- **Set task**:
Where the data below has the string "cũng", return the whole line.

Stored data:
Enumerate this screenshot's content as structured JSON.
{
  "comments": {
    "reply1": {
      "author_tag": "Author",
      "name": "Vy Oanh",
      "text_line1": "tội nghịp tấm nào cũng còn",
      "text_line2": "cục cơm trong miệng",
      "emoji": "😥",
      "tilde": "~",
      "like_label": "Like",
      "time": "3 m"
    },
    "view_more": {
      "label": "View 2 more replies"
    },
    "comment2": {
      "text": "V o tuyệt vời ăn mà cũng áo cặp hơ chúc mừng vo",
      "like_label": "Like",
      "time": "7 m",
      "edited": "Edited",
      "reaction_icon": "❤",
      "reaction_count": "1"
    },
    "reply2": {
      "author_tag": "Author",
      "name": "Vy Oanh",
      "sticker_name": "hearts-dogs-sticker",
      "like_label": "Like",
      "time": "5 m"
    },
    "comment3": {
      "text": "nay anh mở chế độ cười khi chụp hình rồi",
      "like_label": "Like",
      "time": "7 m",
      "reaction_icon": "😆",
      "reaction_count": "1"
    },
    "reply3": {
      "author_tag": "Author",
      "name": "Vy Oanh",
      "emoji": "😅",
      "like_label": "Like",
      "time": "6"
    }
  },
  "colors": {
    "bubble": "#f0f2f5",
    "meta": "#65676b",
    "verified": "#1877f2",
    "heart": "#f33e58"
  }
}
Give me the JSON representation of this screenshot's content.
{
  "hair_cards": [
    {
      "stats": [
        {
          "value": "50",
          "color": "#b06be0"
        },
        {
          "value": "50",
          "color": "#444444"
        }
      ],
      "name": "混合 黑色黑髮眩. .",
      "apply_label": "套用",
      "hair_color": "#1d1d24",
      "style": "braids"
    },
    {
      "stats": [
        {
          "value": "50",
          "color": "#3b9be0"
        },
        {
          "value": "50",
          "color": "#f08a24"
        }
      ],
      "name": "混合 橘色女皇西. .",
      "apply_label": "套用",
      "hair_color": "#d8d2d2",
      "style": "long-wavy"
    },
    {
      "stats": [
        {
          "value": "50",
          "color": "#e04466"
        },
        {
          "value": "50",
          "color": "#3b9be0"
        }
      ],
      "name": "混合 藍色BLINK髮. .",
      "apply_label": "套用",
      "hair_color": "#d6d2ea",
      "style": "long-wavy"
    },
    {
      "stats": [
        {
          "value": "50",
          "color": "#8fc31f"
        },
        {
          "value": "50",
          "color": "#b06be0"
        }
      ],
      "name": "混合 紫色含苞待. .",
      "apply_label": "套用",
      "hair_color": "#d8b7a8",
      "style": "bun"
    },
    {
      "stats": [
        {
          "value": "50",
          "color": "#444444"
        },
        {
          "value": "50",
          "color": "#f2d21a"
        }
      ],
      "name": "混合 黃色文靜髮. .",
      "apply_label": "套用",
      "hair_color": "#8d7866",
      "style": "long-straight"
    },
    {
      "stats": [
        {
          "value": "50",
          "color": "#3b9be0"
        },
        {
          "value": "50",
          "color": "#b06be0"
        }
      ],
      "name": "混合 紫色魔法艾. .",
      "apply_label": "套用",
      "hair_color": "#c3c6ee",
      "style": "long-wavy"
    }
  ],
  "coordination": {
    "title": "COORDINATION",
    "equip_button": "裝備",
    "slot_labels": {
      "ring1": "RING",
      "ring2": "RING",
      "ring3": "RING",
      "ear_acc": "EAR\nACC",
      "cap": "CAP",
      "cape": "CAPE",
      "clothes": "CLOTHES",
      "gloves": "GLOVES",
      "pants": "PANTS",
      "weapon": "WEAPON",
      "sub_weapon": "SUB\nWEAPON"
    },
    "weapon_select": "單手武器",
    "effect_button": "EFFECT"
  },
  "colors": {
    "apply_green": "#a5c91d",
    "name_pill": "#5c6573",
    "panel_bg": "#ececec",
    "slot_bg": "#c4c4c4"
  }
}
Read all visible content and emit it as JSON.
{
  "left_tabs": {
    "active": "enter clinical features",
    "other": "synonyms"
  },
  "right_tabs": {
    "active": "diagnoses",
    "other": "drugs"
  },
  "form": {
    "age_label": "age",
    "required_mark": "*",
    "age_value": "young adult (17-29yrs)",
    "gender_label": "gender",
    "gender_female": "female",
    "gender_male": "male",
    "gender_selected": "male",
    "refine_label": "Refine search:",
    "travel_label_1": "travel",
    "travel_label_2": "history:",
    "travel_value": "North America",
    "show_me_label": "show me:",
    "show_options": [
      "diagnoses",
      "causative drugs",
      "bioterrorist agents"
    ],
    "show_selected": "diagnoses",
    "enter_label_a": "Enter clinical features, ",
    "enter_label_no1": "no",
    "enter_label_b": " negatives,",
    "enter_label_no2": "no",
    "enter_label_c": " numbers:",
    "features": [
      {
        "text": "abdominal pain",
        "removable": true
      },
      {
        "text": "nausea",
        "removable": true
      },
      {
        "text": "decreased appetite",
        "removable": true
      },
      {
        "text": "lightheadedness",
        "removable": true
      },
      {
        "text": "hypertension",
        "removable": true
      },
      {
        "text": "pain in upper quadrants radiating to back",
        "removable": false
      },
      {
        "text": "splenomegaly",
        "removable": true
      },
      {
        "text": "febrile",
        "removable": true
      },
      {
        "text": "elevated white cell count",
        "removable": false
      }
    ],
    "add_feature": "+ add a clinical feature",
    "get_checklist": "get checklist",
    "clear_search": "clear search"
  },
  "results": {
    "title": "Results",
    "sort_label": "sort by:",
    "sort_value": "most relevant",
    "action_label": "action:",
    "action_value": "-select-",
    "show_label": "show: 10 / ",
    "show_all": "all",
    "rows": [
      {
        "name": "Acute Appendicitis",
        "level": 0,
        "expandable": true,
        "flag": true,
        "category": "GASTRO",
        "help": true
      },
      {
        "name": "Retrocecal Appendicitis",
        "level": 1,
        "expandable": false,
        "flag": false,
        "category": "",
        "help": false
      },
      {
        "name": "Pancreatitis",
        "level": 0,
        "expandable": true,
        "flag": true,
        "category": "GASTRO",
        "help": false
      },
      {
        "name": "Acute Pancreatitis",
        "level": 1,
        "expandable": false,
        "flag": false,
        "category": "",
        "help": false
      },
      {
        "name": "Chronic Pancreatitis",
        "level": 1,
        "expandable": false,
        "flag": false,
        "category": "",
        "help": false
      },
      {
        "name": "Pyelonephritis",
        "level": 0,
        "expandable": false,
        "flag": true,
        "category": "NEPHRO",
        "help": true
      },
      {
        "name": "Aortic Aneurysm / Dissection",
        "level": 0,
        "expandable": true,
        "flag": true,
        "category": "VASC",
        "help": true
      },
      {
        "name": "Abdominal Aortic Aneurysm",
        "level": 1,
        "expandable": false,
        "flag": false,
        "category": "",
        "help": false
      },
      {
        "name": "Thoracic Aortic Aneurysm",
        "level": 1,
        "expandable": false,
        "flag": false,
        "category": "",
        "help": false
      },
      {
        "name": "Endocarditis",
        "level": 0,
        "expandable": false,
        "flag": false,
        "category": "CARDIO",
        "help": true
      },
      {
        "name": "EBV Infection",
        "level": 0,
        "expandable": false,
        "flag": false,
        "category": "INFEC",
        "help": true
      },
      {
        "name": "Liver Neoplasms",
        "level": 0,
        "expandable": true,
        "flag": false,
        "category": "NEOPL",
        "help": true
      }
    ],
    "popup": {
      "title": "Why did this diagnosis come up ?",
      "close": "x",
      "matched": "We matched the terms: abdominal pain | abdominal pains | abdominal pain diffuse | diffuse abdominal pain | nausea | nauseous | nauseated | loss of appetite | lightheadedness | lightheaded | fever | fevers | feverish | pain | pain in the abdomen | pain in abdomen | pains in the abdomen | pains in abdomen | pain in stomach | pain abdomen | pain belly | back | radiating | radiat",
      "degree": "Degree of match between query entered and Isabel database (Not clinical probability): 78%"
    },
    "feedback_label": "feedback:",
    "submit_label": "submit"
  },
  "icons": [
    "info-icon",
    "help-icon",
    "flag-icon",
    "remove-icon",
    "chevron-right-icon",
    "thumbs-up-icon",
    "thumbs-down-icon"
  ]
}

- **Reply**:
      "text_line1": "tội nghịp tấm nào cũng còn",
      "text": "V o tuyệt vời ăn mà cũng áo cặp hơ chúc mừng vo",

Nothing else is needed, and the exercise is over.